Data:
---
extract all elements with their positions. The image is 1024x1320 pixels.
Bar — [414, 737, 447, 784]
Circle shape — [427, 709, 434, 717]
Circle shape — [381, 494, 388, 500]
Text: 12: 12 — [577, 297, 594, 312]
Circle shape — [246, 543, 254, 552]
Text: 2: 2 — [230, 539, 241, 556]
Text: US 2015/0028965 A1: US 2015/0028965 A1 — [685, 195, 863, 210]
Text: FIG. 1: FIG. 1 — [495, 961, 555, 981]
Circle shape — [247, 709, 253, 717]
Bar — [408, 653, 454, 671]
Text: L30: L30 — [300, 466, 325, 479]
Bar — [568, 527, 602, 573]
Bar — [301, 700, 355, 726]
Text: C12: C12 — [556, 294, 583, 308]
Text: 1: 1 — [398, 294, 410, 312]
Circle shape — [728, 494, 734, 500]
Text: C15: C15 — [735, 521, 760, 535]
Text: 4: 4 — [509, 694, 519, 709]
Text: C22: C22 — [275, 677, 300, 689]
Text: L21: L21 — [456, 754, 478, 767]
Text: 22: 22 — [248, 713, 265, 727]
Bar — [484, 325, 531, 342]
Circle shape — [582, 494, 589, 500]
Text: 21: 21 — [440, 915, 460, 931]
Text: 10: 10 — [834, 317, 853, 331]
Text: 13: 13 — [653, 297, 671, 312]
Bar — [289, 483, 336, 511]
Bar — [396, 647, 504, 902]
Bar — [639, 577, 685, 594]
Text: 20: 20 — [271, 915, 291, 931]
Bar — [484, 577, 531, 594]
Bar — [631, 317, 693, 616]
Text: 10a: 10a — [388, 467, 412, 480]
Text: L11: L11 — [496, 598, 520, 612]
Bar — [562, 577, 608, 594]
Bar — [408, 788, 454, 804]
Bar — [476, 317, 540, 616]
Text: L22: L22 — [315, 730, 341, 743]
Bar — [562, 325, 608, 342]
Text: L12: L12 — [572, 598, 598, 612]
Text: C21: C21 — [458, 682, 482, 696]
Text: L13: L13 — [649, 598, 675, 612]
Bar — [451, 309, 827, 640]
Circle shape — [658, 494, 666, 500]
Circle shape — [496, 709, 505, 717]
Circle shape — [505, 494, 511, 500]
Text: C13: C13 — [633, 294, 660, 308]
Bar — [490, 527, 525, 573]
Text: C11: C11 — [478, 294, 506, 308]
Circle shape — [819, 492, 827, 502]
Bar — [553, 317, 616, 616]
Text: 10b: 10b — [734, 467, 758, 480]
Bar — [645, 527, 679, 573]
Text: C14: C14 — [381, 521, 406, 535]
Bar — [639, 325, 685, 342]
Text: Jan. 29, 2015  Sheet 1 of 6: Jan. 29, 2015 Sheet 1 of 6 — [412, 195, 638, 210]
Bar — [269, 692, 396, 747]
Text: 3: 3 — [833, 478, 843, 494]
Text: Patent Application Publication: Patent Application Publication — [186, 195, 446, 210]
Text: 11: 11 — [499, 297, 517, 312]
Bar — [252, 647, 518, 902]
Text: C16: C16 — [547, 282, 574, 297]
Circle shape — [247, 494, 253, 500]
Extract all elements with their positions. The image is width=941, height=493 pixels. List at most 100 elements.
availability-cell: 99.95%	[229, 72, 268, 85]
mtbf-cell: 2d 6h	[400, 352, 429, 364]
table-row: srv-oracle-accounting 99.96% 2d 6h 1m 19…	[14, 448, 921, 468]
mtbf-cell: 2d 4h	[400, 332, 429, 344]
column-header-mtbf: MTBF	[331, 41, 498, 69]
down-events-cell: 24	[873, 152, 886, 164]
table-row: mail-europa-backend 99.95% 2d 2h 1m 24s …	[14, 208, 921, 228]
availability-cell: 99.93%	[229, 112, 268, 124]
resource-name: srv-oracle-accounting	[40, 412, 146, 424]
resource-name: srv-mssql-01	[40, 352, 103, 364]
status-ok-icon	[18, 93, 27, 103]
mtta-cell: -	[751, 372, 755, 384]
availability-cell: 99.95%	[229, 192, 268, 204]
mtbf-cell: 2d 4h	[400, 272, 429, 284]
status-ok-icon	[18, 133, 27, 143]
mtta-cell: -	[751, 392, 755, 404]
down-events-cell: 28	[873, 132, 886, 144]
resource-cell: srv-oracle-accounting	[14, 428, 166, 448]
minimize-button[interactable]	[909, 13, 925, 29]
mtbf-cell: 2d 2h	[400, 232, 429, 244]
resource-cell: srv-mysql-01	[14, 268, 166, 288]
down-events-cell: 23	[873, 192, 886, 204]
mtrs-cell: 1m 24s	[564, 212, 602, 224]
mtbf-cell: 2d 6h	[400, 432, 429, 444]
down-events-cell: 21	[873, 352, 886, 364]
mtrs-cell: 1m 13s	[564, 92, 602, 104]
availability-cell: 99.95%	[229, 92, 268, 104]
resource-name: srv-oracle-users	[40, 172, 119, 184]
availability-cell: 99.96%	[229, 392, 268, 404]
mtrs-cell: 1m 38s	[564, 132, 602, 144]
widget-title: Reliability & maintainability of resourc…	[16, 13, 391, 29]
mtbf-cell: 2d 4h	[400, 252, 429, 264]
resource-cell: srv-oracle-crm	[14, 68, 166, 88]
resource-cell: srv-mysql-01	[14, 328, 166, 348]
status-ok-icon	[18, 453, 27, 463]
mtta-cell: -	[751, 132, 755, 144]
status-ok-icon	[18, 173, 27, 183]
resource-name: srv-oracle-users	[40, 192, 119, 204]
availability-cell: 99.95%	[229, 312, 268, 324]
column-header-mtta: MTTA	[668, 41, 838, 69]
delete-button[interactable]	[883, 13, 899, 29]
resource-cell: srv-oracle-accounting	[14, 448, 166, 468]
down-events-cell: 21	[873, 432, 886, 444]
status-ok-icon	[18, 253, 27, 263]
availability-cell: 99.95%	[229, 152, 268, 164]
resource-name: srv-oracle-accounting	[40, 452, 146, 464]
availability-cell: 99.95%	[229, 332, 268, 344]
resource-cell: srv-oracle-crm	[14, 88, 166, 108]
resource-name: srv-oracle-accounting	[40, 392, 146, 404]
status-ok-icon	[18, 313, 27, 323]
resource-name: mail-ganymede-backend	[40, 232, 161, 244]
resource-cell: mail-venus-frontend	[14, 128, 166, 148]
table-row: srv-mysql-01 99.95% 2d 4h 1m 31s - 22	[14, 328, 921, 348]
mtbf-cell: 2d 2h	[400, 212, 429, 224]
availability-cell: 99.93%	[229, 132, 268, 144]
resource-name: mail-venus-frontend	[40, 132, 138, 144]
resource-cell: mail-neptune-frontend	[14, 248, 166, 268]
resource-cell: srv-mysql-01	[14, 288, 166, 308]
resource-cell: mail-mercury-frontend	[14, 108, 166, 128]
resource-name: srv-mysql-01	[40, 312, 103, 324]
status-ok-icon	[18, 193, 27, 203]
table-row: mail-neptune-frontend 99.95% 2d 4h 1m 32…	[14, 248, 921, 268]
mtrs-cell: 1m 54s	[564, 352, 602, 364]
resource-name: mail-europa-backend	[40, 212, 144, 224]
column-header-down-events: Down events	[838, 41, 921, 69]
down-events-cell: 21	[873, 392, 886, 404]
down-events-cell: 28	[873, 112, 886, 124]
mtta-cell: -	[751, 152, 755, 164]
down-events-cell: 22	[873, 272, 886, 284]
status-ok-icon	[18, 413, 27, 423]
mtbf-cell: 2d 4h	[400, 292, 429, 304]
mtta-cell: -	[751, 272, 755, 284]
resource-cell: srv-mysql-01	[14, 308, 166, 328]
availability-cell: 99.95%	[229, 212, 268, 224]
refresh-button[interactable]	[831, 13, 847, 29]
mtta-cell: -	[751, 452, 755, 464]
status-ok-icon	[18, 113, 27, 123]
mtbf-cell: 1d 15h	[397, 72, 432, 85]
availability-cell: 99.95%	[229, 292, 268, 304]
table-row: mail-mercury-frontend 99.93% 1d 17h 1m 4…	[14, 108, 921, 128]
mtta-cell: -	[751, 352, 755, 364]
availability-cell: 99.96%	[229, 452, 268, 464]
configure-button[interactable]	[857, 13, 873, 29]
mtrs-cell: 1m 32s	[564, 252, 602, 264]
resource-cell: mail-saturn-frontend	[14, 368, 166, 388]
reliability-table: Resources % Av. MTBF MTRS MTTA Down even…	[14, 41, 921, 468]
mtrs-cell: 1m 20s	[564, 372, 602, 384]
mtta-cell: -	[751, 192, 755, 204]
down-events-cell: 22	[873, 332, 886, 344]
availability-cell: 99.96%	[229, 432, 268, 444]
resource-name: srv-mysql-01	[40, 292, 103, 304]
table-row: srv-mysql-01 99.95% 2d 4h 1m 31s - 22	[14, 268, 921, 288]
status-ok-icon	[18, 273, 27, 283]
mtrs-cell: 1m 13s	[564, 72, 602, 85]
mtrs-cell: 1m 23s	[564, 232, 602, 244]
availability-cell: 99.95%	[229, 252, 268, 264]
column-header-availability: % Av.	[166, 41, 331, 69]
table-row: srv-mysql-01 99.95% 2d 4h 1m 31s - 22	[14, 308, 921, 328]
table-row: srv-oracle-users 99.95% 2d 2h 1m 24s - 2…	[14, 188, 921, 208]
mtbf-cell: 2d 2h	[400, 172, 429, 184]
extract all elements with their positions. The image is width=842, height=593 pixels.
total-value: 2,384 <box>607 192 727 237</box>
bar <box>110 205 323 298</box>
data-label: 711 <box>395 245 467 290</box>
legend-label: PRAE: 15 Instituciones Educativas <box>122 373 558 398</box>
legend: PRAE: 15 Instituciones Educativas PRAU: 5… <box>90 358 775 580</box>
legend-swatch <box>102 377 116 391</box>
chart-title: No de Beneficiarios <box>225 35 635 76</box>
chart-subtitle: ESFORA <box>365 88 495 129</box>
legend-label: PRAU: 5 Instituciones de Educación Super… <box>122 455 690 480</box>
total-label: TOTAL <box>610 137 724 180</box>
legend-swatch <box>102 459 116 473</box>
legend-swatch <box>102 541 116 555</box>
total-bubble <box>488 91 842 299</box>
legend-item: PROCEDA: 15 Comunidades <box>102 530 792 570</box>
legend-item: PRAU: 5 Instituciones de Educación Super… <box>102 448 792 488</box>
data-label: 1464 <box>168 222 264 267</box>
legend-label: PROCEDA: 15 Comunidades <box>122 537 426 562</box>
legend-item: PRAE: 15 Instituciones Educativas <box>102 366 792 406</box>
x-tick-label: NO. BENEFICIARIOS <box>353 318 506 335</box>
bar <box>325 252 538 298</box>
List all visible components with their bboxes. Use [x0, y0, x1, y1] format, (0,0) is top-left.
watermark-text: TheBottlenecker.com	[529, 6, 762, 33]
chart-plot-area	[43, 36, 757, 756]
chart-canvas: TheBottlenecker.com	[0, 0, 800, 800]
---
What to produce: Please write out the material unchanged from its first line through the line containing "Bar — [639, 577, 685, 594]", with both of those lines included.

Task result:
extract all elements with their positions. The image is 1024x1320 pixels.
Bar — [414, 737, 447, 784]
Circle shape — [427, 709, 434, 717]
Circle shape — [381, 494, 388, 500]
Text: 12: 12 — [577, 297, 594, 312]
Circle shape — [246, 543, 254, 552]
Text: 2: 2 — [230, 539, 241, 556]
Text: US 2015/0028965 A1: US 2015/0028965 A1 — [685, 195, 863, 210]
Text: FIG. 1: FIG. 1 — [495, 961, 555, 981]
Circle shape — [247, 709, 253, 717]
Bar — [408, 653, 454, 671]
Text: L30: L30 — [300, 466, 325, 479]
Bar — [568, 527, 602, 573]
Bar — [301, 700, 355, 726]
Text: C12: C12 — [556, 294, 583, 308]
Text: 1: 1 — [398, 294, 410, 312]
Circle shape — [728, 494, 734, 500]
Text: C15: C15 — [735, 521, 760, 535]
Text: 4: 4 — [509, 694, 519, 709]
Text: C22: C22 — [275, 677, 300, 689]
Text: L21: L21 — [456, 754, 478, 767]
Text: 22: 22 — [248, 713, 265, 727]
Bar — [484, 325, 531, 342]
Circle shape — [582, 494, 589, 500]
Text: 21: 21 — [440, 915, 460, 931]
Text: 10: 10 — [834, 317, 853, 331]
Text: 13: 13 — [653, 297, 671, 312]
Bar — [289, 483, 336, 511]
Bar — [396, 647, 504, 902]
Bar — [639, 577, 685, 594]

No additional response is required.